[Records from a data source]
Start

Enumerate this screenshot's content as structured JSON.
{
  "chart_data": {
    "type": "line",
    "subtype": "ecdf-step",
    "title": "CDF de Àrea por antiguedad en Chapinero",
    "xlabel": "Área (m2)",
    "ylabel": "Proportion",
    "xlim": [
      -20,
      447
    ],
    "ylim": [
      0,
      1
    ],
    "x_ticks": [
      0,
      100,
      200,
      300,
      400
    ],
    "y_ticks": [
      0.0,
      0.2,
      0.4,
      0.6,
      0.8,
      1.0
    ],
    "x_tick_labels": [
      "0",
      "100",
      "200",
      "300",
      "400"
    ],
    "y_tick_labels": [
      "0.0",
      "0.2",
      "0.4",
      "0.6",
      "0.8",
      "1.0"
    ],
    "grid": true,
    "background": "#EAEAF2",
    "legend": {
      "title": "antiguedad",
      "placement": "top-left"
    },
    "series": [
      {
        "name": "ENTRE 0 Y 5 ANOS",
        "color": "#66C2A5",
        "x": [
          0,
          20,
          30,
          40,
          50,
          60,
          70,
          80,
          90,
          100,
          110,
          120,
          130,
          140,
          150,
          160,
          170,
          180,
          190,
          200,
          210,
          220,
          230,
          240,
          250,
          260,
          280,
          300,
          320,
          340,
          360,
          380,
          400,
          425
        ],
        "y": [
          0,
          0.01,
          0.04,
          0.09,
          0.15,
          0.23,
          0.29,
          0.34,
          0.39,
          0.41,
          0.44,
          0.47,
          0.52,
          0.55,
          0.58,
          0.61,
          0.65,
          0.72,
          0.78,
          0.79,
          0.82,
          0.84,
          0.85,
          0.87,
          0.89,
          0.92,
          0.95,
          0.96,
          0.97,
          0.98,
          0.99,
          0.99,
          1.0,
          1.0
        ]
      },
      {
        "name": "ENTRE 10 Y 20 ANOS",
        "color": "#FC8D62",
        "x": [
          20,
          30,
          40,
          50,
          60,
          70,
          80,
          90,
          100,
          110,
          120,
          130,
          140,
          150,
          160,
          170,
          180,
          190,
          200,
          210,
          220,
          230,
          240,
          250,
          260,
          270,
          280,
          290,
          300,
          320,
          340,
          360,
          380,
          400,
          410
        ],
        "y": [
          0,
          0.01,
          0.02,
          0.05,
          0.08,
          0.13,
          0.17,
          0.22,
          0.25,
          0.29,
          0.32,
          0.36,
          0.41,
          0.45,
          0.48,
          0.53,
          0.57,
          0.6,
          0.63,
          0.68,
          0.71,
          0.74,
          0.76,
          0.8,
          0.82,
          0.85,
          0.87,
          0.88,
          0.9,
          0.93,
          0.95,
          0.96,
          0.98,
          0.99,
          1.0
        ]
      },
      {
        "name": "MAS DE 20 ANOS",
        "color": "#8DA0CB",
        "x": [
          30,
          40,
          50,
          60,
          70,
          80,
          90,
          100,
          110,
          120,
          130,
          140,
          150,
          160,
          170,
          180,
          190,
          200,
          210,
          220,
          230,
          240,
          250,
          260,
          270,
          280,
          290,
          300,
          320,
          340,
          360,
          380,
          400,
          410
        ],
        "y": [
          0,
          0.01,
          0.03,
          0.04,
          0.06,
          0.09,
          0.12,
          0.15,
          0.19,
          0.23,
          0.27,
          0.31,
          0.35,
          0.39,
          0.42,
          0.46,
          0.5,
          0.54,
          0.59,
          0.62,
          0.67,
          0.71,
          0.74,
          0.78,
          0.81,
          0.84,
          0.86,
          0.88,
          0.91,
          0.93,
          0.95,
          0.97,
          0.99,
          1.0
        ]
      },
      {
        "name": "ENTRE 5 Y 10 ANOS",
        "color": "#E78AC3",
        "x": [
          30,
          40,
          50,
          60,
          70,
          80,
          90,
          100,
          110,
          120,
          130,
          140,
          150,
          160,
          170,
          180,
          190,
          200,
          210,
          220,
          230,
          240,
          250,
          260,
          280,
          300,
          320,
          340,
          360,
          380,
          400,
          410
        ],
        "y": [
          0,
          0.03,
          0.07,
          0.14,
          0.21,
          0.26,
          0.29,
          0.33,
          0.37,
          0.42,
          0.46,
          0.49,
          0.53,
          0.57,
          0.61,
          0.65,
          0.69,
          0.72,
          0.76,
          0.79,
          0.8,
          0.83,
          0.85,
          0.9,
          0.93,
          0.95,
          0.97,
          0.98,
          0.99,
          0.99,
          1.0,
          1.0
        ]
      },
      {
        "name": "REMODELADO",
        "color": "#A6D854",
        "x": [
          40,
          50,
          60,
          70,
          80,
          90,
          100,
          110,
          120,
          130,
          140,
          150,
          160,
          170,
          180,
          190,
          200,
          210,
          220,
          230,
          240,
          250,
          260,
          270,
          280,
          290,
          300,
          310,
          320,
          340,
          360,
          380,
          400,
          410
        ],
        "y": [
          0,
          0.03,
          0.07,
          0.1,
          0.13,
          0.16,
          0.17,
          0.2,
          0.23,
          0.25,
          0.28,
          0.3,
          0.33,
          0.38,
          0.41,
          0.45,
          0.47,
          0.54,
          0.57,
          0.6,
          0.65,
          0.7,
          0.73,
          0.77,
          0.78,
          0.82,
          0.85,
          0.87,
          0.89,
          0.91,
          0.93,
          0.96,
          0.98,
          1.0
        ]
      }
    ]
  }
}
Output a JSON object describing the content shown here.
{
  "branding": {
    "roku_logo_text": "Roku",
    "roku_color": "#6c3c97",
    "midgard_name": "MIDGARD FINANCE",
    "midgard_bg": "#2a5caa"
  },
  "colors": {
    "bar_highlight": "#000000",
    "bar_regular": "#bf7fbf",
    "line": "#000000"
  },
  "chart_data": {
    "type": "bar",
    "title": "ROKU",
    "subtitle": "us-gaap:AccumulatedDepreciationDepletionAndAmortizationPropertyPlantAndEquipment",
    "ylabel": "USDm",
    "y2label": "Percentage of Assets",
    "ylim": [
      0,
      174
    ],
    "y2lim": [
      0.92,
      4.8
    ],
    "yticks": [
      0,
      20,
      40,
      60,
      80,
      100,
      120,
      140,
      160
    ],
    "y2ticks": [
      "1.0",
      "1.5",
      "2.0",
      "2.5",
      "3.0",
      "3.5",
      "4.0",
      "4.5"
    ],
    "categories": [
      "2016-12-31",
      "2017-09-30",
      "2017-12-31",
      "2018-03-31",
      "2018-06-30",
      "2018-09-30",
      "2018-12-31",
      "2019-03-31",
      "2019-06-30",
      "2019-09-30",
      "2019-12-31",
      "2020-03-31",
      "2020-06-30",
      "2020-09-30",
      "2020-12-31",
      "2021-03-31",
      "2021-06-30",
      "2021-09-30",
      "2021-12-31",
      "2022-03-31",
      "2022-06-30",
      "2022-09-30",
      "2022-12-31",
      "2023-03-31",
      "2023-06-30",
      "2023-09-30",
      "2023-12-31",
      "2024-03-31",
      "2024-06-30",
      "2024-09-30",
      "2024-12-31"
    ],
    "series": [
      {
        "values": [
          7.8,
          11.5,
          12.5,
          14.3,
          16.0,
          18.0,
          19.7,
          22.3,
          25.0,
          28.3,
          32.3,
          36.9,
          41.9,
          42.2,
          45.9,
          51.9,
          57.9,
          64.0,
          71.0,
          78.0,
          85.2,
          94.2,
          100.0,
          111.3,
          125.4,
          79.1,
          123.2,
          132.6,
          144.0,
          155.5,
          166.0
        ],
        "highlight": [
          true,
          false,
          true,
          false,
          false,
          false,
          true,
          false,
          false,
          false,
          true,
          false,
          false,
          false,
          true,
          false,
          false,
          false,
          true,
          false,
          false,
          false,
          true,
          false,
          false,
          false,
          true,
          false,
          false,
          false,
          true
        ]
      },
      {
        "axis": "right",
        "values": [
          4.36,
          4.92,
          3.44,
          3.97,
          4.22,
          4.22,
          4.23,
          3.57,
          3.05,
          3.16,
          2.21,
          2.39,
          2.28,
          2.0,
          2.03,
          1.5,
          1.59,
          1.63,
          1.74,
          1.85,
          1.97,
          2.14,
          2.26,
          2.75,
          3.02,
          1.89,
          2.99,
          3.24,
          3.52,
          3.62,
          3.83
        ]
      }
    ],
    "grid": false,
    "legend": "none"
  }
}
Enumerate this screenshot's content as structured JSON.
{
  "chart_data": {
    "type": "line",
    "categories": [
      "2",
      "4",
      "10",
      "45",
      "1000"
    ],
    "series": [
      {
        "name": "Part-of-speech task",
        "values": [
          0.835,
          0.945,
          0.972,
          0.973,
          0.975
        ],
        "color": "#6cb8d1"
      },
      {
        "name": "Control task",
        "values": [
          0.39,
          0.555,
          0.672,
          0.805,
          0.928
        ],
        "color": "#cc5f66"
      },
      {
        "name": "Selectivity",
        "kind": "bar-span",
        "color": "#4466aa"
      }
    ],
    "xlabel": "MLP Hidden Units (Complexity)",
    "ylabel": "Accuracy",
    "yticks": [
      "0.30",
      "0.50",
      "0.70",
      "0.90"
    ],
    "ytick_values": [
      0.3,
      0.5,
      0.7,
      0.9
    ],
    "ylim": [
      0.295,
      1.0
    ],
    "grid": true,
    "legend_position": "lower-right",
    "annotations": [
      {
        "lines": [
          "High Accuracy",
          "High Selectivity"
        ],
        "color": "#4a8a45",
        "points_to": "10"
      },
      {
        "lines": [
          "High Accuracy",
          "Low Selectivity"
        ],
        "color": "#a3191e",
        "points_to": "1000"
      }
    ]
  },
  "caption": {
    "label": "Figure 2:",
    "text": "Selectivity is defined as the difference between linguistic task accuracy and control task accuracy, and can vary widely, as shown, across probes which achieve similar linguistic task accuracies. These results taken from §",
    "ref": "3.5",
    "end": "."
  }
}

End

Written request:
Show the lines where the word "shown" appears in the entries.

Written response:
Output a JSON object describing the content shown here.
    "text": "Selectivity is defined as the difference between linguistic task accuracy and control task accuracy, and can vary widely, as shown, across probes which achieve similar linguistic task accuracies. These results taken from §",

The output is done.